===== DATASET EXTRACT

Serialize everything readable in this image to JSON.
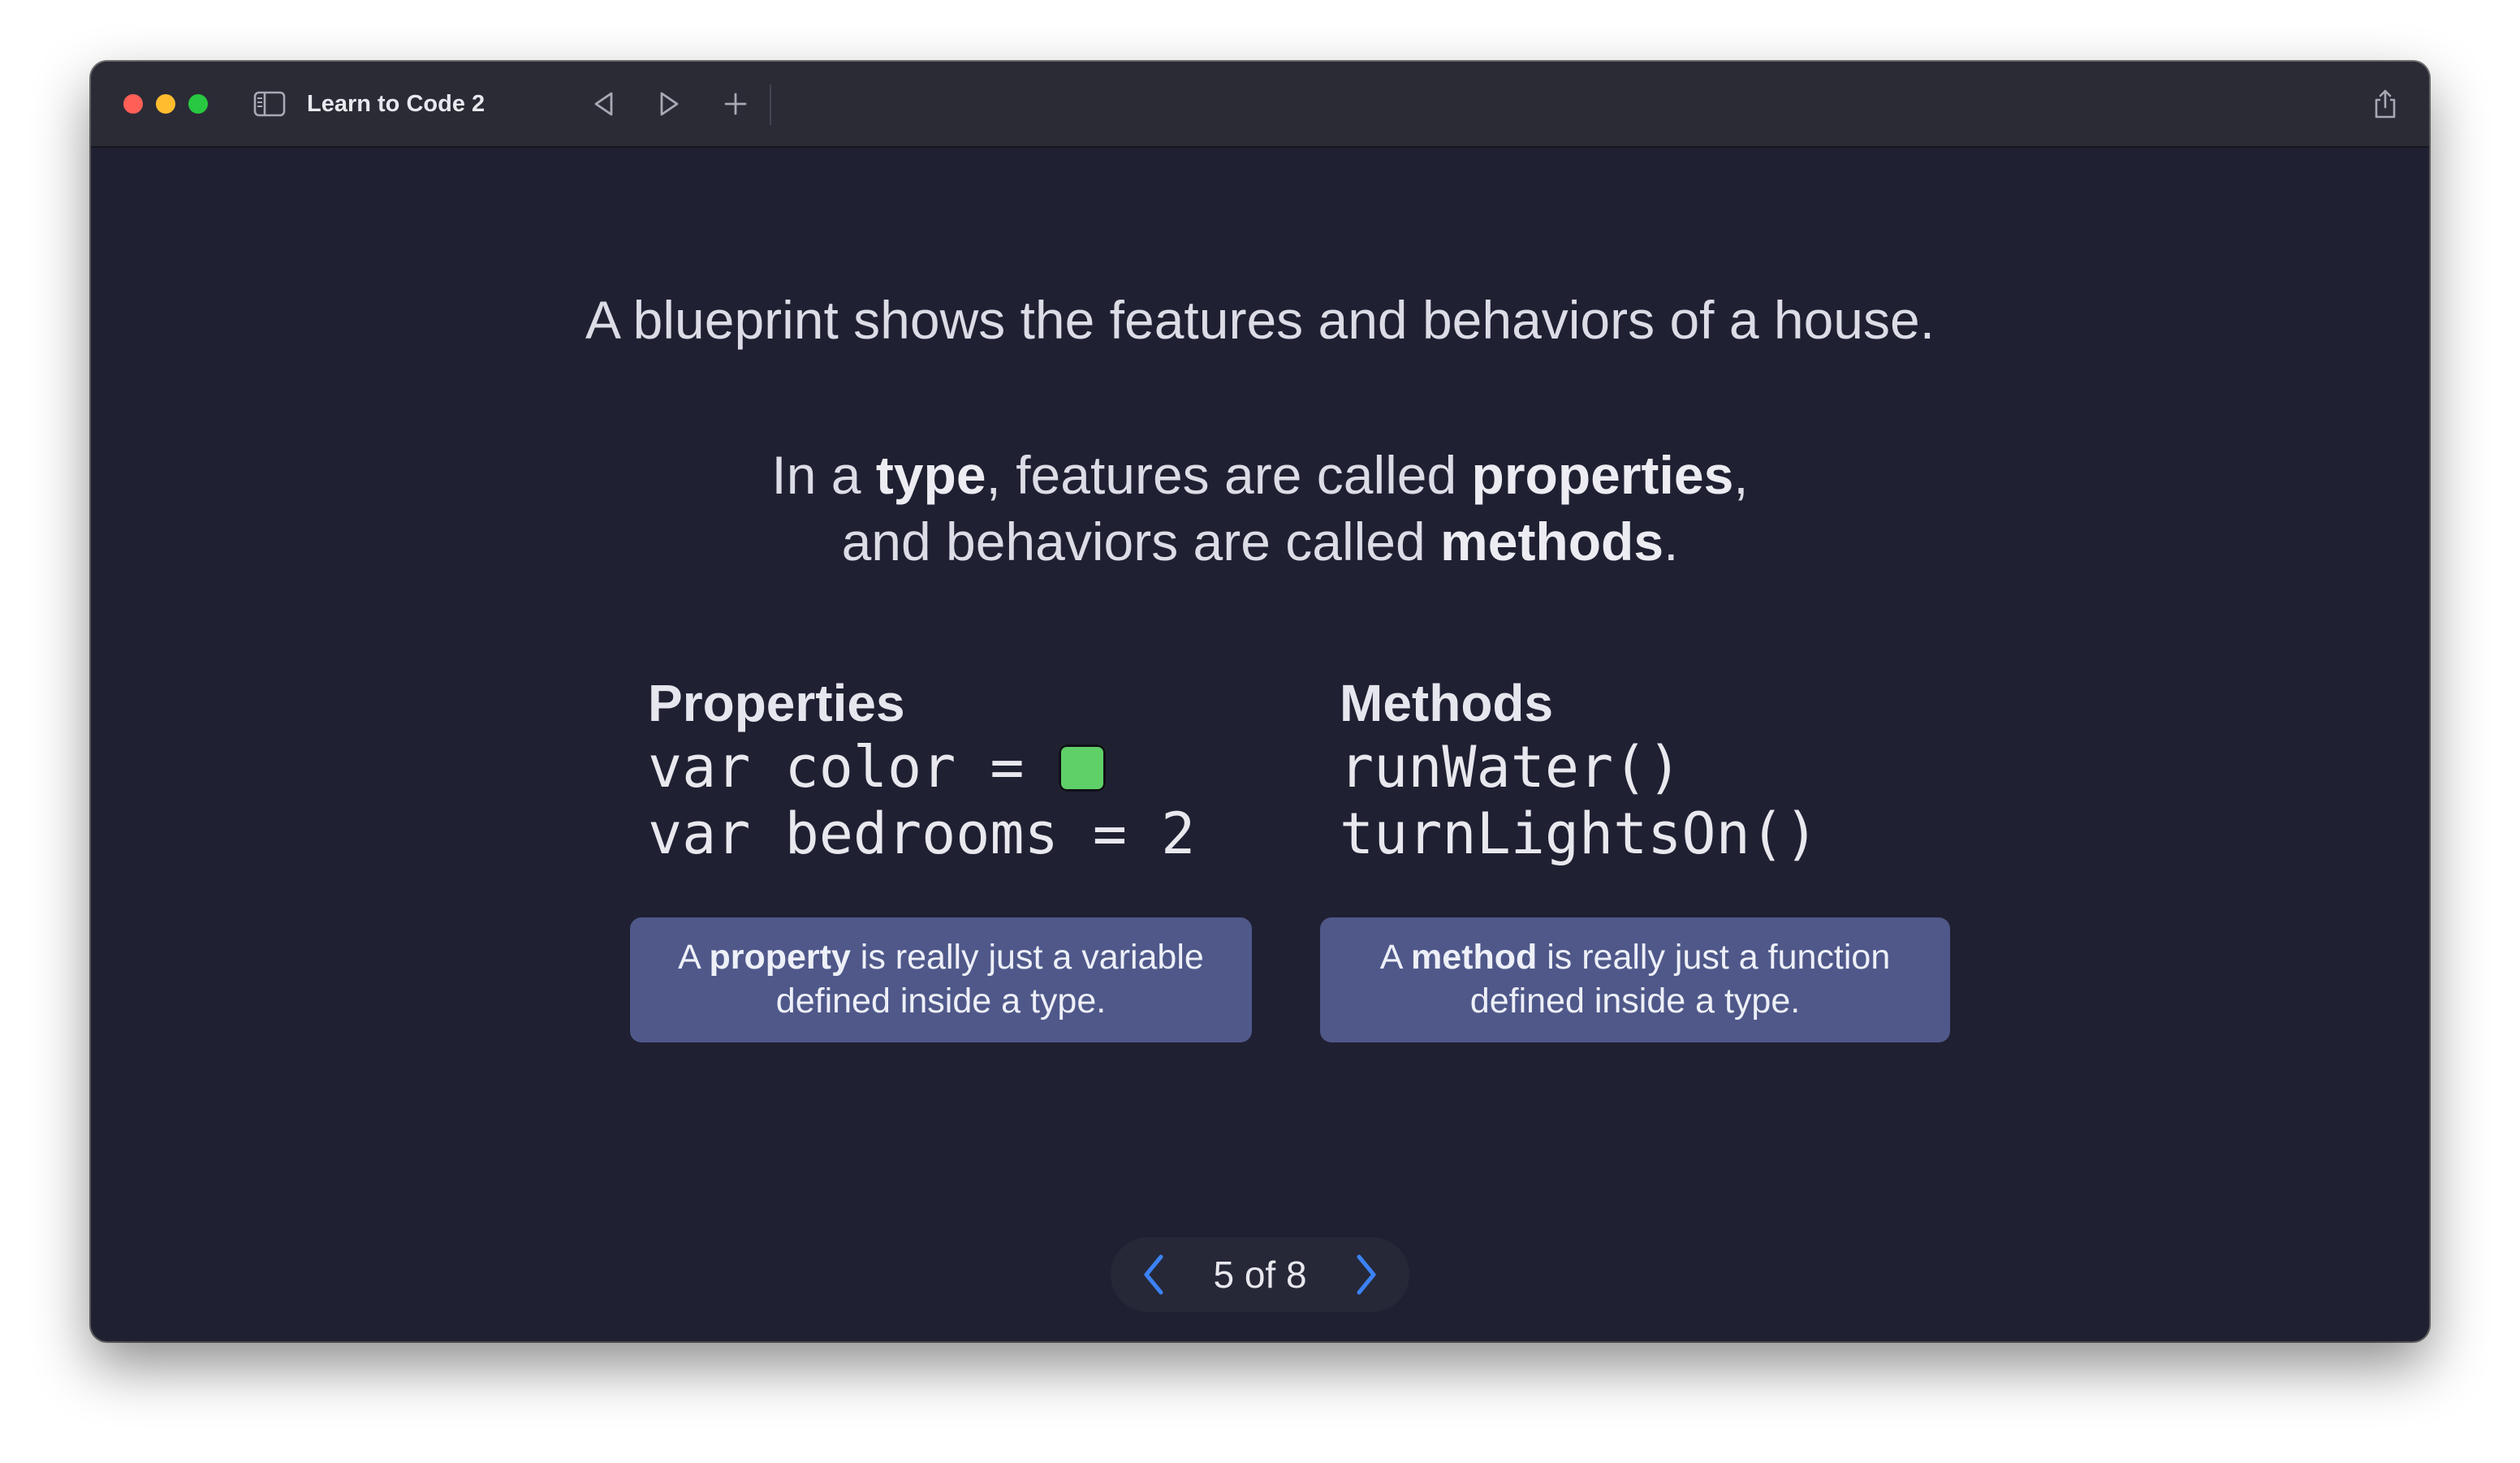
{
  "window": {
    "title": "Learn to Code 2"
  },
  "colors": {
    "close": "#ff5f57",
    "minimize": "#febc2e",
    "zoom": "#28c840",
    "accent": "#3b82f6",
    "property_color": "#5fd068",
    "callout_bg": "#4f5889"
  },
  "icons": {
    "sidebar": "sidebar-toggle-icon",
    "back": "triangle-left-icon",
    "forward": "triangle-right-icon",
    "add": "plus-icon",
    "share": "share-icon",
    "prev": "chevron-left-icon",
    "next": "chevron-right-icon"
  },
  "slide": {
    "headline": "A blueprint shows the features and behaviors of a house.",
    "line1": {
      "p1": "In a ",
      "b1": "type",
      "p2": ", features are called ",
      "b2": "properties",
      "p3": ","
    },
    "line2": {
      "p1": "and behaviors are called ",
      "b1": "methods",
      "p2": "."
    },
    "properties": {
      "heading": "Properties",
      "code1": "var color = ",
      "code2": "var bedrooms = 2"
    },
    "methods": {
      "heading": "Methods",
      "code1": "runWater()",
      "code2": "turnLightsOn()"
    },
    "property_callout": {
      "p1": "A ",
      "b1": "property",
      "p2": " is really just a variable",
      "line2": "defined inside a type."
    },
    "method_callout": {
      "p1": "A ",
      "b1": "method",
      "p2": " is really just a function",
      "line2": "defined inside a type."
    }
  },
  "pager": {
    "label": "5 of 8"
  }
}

==========

• [WHAT IS BEING ASKED]: From the listing above, report the number of lines containing the string "just", without any accompanying remarks.

• [TASK RESPONSE]: 2